>> START Material provided

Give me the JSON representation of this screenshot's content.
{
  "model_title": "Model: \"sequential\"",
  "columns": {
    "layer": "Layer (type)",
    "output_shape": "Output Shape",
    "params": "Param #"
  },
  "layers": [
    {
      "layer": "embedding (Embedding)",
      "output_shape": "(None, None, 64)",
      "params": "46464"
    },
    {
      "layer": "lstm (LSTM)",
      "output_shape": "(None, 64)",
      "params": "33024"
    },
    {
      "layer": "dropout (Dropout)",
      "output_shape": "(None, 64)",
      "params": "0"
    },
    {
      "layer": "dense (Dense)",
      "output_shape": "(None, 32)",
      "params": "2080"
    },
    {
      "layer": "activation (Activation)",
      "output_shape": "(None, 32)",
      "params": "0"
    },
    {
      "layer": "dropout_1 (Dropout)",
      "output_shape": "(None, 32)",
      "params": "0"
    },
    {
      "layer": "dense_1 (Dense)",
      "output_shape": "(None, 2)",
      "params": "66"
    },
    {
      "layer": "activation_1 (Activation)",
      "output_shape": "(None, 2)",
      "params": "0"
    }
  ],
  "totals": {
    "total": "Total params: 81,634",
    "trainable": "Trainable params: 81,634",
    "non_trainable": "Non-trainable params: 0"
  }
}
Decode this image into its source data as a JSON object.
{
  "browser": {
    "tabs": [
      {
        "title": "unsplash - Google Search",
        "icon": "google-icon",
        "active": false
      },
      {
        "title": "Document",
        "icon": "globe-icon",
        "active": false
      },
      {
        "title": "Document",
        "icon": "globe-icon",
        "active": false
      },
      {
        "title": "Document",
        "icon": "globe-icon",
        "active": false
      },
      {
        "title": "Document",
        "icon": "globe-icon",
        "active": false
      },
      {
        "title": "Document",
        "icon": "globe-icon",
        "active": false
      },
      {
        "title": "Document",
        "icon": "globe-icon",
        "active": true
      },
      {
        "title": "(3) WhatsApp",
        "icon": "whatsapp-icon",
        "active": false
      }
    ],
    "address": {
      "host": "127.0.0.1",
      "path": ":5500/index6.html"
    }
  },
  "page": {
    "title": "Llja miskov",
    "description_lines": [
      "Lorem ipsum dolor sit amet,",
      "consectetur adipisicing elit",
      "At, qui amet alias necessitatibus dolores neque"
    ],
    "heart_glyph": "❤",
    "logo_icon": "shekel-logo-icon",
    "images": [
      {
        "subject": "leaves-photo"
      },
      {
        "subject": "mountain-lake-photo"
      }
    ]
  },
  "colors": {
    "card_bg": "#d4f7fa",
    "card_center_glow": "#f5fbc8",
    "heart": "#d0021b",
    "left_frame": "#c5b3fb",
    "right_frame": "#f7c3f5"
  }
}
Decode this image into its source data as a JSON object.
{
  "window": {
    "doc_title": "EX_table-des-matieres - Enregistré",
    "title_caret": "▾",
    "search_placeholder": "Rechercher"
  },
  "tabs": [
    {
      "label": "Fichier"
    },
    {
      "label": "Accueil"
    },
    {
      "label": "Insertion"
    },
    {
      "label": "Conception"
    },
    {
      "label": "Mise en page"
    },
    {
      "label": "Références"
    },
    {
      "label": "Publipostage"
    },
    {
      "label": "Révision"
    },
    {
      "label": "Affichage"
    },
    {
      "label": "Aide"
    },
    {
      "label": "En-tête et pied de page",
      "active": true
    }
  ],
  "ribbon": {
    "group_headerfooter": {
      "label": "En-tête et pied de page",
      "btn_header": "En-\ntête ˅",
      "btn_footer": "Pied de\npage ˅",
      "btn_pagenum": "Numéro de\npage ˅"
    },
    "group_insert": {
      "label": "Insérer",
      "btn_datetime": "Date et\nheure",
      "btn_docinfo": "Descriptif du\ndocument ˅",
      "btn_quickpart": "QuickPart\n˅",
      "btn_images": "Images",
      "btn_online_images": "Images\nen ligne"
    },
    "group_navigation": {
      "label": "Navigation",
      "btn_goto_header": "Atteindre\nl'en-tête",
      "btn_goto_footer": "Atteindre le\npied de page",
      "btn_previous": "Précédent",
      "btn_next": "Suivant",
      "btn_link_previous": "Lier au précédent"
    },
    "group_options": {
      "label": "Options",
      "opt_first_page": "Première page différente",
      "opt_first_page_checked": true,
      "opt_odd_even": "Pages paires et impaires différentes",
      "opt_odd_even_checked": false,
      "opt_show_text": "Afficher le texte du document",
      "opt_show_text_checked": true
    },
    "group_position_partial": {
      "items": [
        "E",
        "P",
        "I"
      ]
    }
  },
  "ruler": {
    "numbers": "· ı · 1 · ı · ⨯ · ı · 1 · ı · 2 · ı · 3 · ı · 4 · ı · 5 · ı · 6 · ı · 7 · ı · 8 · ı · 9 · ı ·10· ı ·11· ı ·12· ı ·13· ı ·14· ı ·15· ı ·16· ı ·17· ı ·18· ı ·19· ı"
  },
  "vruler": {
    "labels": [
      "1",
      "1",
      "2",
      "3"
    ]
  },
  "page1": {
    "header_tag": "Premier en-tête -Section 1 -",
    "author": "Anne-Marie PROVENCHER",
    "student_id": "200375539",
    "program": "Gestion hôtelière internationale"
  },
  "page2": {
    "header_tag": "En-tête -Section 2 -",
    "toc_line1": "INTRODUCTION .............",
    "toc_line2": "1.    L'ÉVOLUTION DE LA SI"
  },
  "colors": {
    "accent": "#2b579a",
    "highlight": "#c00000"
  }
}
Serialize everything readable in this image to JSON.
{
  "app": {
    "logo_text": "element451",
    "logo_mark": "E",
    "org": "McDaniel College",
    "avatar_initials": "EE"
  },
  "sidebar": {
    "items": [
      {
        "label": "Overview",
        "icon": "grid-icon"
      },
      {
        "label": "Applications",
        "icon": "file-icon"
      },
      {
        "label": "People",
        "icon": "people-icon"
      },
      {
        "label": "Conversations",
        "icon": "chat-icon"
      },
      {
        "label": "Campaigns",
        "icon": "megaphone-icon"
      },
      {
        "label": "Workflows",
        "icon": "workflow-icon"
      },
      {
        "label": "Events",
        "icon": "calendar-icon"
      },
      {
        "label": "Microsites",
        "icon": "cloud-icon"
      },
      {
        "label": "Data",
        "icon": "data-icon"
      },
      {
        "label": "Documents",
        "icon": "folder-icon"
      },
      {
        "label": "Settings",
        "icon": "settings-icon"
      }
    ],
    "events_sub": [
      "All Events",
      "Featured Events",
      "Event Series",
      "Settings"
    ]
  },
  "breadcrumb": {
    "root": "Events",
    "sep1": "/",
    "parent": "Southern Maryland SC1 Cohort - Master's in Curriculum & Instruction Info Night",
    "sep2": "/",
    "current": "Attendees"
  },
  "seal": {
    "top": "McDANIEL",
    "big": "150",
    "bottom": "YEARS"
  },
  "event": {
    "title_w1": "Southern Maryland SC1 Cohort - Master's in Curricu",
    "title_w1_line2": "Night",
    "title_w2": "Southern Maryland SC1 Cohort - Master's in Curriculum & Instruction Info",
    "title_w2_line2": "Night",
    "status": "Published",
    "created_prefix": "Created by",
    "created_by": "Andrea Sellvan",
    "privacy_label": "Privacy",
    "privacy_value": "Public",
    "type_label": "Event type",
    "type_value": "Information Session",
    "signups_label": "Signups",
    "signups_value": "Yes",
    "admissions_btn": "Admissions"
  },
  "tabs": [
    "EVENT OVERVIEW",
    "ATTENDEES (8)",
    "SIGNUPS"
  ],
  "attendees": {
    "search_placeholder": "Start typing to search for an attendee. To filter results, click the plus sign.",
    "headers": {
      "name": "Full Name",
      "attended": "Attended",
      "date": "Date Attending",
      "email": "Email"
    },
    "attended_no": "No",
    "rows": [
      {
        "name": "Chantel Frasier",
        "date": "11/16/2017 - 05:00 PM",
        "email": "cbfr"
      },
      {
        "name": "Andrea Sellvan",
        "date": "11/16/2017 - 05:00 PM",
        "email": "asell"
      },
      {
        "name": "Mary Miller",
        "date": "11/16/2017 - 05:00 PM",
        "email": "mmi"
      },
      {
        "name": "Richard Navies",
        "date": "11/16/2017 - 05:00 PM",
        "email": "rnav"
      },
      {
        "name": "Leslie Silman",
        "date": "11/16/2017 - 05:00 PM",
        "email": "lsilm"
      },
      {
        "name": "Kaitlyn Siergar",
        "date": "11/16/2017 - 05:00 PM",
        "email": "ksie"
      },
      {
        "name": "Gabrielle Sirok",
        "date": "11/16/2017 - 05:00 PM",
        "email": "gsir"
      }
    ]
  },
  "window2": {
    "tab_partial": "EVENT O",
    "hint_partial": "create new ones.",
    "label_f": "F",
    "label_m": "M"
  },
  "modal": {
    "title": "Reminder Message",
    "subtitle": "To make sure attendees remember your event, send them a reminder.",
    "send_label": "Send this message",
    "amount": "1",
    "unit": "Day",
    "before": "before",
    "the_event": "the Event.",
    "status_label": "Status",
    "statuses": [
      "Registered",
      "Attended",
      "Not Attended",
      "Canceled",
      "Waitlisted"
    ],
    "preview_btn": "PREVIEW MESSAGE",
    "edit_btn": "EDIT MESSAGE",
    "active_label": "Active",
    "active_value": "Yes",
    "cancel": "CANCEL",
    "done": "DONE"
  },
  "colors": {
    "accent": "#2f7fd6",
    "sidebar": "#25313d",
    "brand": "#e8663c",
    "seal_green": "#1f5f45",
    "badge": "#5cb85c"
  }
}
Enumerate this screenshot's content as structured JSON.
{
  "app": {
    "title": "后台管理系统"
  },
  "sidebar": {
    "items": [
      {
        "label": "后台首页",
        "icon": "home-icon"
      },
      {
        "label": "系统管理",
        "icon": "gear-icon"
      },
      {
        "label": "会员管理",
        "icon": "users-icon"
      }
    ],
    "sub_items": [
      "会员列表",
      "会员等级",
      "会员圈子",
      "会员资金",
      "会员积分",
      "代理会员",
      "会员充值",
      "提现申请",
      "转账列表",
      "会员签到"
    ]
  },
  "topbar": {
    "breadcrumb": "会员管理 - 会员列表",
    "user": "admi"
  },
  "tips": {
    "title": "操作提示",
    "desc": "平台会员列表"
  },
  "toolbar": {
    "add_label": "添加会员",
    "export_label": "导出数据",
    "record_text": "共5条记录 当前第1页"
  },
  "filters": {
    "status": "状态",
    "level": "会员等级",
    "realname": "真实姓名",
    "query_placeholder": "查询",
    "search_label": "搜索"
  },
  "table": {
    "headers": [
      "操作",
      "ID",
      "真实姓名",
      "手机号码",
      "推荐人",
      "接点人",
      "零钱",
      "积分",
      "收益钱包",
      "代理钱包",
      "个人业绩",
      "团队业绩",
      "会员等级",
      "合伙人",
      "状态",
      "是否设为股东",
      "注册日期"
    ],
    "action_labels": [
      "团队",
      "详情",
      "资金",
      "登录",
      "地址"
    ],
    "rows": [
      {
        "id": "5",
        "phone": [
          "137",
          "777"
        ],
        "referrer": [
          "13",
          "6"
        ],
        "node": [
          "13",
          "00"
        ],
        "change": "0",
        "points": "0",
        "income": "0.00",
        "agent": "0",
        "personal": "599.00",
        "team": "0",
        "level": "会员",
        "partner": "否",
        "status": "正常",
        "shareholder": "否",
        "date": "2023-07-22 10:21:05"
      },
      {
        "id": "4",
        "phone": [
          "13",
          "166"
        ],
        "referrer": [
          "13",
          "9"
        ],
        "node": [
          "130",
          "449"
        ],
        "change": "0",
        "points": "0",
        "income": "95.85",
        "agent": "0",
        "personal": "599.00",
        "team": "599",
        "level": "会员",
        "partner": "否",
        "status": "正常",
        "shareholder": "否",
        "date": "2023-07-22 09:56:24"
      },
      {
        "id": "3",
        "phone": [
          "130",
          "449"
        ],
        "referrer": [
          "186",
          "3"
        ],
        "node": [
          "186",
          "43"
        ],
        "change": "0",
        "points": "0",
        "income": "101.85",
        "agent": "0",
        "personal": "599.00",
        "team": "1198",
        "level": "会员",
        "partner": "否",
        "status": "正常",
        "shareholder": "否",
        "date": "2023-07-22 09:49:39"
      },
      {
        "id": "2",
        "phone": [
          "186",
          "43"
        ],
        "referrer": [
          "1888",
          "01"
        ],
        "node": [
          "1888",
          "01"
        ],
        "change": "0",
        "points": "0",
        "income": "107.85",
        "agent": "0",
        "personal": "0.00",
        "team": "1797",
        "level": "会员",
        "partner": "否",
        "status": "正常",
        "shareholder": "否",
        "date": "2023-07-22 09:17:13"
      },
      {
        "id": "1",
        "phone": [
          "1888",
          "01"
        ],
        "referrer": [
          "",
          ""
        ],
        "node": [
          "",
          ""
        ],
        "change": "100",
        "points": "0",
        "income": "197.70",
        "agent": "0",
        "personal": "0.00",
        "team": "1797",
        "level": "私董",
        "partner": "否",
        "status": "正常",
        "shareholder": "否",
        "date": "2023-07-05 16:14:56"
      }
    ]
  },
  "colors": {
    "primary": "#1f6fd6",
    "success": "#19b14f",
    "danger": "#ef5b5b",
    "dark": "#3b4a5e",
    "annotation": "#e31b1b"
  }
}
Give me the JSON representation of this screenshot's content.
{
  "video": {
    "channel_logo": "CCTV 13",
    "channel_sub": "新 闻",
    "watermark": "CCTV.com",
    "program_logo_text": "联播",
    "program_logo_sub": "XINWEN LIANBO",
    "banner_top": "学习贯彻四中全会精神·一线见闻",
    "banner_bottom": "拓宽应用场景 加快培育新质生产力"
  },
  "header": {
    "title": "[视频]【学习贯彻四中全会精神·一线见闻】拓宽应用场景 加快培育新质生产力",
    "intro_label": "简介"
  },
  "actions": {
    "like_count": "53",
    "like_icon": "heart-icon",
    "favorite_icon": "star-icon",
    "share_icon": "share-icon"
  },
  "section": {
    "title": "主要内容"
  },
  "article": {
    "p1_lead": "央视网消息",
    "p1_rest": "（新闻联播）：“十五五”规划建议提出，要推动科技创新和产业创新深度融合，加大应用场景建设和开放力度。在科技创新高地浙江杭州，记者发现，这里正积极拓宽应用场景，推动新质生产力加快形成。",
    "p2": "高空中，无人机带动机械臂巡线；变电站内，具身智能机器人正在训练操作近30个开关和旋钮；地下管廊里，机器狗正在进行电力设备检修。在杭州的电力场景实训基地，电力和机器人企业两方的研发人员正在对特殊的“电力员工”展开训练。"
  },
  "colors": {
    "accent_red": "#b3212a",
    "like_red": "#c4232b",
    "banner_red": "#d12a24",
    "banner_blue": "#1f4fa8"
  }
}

>> END Material provided

### The problem
Check each line of the records above for the string "Night", and report every line that has it.

### Result
    "parent": "Southern Maryland SC1 Cohort - Master's in Curriculum & Instruction Info Night",
    "title_w1_line2": "Night",
    "title_w2_line2": "Night",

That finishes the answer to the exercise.